- RECORDS PROVIDED -
********************
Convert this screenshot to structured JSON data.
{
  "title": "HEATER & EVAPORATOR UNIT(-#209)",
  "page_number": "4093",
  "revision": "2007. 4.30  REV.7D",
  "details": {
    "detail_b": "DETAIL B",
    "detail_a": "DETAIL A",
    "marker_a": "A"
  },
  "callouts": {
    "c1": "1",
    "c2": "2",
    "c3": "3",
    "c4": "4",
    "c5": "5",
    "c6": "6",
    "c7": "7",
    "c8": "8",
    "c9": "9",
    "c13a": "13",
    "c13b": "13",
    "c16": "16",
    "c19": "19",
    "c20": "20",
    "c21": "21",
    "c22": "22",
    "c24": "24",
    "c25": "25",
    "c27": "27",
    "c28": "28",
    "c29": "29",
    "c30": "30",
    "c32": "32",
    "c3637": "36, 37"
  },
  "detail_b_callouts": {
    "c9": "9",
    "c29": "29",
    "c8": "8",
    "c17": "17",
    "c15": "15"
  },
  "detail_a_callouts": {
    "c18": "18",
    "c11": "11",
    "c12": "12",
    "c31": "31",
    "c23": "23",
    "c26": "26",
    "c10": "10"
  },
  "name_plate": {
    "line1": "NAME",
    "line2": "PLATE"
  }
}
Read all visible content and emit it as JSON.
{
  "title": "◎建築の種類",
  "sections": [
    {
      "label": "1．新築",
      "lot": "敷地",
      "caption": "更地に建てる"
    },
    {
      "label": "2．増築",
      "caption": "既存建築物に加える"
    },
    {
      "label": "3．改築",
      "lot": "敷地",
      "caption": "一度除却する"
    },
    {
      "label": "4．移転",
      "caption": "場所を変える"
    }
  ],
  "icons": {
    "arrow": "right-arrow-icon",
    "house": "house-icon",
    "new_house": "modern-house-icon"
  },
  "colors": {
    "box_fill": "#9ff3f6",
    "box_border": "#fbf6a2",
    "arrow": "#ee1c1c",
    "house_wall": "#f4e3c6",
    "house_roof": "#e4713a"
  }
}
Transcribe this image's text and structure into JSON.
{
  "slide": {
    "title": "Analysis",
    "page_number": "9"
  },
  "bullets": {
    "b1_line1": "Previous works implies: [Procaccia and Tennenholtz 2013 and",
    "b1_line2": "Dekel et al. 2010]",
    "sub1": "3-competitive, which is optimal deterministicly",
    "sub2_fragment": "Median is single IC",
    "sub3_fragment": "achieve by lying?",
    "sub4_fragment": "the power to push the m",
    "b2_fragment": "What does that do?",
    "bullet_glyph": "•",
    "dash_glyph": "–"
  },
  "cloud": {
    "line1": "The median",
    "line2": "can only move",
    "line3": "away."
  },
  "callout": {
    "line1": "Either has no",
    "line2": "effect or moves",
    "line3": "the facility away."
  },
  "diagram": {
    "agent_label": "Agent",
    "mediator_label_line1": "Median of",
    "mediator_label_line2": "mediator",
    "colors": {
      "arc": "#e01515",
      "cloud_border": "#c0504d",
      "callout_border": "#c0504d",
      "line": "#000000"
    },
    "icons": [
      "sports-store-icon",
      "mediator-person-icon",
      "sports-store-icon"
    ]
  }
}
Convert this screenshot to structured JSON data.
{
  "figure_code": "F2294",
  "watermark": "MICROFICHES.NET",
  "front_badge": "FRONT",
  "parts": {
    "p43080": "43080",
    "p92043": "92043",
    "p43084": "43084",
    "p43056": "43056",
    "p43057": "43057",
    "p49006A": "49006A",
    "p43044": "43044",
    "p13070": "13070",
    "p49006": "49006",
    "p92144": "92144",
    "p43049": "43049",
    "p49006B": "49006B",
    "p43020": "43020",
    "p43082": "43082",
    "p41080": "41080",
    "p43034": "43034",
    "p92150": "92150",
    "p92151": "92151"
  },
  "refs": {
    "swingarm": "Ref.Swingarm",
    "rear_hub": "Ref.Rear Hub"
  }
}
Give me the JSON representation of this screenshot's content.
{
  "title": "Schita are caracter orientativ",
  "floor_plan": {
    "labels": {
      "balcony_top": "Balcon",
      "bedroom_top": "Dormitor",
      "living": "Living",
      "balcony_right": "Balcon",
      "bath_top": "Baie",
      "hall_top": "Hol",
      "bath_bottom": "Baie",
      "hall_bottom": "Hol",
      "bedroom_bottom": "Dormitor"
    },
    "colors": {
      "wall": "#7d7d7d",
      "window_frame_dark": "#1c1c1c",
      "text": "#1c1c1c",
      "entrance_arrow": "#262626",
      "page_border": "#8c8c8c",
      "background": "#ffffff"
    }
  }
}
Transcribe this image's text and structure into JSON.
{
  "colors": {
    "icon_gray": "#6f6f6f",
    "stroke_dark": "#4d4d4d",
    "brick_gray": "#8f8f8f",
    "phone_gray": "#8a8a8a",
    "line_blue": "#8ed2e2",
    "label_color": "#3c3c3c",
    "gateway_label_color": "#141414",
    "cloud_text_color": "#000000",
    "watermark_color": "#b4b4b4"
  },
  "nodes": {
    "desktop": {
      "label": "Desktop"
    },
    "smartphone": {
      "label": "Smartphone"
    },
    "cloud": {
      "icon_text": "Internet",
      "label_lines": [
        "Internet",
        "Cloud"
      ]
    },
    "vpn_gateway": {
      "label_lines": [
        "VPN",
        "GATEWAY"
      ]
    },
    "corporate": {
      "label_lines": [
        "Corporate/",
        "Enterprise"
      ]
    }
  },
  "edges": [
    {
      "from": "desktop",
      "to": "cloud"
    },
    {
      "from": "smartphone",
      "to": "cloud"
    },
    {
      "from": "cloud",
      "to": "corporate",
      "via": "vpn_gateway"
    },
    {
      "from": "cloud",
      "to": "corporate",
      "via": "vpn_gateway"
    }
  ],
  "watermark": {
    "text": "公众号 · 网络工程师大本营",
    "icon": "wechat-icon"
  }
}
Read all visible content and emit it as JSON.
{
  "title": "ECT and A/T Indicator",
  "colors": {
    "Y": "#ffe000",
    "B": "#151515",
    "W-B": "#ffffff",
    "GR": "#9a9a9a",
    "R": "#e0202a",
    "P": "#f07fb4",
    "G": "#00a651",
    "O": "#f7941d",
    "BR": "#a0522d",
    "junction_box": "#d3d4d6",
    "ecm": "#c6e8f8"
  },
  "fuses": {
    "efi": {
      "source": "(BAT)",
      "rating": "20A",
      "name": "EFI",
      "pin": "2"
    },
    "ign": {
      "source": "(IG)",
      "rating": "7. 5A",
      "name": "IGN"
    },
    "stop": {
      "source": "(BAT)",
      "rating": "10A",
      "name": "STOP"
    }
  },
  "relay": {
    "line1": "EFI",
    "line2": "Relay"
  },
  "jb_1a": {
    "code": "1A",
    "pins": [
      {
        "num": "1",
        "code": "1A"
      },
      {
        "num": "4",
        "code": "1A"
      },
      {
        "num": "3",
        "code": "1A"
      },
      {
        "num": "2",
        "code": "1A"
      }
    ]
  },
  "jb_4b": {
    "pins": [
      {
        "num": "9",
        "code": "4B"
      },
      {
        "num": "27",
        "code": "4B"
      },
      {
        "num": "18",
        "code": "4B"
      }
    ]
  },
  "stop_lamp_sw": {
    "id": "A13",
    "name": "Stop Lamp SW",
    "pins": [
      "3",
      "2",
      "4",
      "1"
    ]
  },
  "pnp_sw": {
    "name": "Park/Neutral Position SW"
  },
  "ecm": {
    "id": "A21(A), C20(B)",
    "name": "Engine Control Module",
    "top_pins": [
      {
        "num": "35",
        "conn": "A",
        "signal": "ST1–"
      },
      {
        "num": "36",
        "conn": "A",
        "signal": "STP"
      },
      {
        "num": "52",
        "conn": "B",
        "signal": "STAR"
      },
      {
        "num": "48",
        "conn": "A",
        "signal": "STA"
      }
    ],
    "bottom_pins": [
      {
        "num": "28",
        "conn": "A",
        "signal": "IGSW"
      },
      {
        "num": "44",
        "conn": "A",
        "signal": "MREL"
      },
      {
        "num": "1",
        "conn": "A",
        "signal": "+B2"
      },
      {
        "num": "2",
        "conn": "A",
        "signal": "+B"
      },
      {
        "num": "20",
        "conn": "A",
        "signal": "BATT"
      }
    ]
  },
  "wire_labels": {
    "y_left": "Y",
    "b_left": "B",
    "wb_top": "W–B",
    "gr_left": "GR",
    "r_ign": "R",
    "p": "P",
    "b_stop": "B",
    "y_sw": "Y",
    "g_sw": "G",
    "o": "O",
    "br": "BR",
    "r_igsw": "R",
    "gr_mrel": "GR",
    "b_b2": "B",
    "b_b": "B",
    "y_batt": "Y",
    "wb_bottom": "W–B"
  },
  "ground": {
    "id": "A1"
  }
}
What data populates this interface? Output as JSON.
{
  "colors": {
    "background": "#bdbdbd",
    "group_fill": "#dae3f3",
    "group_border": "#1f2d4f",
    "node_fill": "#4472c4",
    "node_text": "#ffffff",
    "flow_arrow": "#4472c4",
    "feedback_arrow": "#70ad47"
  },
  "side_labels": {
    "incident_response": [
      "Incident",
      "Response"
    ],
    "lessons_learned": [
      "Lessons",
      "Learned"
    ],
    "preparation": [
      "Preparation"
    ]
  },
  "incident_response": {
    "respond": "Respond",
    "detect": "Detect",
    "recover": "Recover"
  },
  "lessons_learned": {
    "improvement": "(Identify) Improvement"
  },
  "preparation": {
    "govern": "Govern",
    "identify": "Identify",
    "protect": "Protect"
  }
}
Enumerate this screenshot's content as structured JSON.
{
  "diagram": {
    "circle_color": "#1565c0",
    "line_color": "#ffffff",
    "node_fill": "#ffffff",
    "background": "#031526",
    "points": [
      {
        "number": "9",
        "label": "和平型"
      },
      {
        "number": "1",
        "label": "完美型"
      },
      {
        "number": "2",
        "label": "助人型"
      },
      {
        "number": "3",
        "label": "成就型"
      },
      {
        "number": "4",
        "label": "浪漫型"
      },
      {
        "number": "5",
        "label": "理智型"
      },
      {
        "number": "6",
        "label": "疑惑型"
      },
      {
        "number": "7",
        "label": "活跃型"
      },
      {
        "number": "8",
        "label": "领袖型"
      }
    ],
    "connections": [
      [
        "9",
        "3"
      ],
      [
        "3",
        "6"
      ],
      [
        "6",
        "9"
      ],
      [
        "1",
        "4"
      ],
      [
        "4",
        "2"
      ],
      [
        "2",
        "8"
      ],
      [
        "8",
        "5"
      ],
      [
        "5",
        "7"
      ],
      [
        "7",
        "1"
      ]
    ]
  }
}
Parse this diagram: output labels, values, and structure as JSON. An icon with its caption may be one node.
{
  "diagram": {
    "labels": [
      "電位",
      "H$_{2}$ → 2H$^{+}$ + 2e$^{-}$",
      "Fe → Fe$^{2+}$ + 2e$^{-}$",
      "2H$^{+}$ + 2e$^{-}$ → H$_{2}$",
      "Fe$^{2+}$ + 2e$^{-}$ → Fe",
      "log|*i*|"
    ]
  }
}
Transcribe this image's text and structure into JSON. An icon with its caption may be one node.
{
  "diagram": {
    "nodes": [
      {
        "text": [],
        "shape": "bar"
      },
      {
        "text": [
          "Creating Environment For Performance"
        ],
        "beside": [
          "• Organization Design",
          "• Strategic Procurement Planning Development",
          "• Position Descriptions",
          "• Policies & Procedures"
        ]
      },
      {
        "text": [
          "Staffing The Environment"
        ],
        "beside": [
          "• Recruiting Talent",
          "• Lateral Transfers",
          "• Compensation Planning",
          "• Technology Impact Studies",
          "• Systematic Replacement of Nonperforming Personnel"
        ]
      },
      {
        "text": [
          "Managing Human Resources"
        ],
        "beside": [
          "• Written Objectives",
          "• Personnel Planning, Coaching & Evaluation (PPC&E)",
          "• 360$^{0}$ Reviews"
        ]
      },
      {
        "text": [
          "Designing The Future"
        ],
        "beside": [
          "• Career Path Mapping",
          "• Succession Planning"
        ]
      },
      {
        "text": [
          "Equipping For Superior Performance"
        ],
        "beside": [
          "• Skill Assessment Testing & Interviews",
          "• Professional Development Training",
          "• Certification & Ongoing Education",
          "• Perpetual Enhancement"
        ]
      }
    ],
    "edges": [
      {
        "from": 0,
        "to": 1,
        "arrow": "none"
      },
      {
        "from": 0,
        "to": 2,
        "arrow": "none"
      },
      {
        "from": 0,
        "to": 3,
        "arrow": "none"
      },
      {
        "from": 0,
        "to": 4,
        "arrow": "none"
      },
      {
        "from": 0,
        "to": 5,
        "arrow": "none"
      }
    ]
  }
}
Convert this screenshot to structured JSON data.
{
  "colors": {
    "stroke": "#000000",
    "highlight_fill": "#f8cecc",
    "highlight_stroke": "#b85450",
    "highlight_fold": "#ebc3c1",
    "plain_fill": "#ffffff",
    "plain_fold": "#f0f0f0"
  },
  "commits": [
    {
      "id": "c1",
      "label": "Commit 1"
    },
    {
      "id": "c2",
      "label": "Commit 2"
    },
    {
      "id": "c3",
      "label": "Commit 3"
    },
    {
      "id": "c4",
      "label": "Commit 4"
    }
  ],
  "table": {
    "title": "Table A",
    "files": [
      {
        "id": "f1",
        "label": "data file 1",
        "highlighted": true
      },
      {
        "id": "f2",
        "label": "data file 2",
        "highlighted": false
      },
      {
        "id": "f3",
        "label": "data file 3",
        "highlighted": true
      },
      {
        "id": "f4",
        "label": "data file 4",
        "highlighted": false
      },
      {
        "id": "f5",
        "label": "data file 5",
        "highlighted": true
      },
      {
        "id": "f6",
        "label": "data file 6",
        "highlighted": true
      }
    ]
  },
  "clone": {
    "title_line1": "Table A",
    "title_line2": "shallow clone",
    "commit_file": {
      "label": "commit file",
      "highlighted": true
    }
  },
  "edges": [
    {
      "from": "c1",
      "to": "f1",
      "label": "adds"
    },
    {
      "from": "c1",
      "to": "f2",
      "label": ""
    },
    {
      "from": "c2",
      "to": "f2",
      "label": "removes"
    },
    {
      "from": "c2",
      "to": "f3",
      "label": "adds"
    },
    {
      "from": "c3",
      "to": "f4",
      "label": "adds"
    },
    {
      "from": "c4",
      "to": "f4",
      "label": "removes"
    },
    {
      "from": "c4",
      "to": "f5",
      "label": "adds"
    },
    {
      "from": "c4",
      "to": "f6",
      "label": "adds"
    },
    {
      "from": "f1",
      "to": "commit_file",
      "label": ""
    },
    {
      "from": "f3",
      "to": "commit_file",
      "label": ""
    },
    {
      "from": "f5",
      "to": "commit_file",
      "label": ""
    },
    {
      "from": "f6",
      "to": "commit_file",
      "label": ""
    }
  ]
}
********************
- EXERCISE REQUIREMENTS -
Search the data above for the string "Personnel" and return every line that has it.

- COMPLETED TASK -
          "• Systematic Replacement of Nonperforming Personnel"
          "• Personnel Planning, Coaching & Evaluation (PPC&E)",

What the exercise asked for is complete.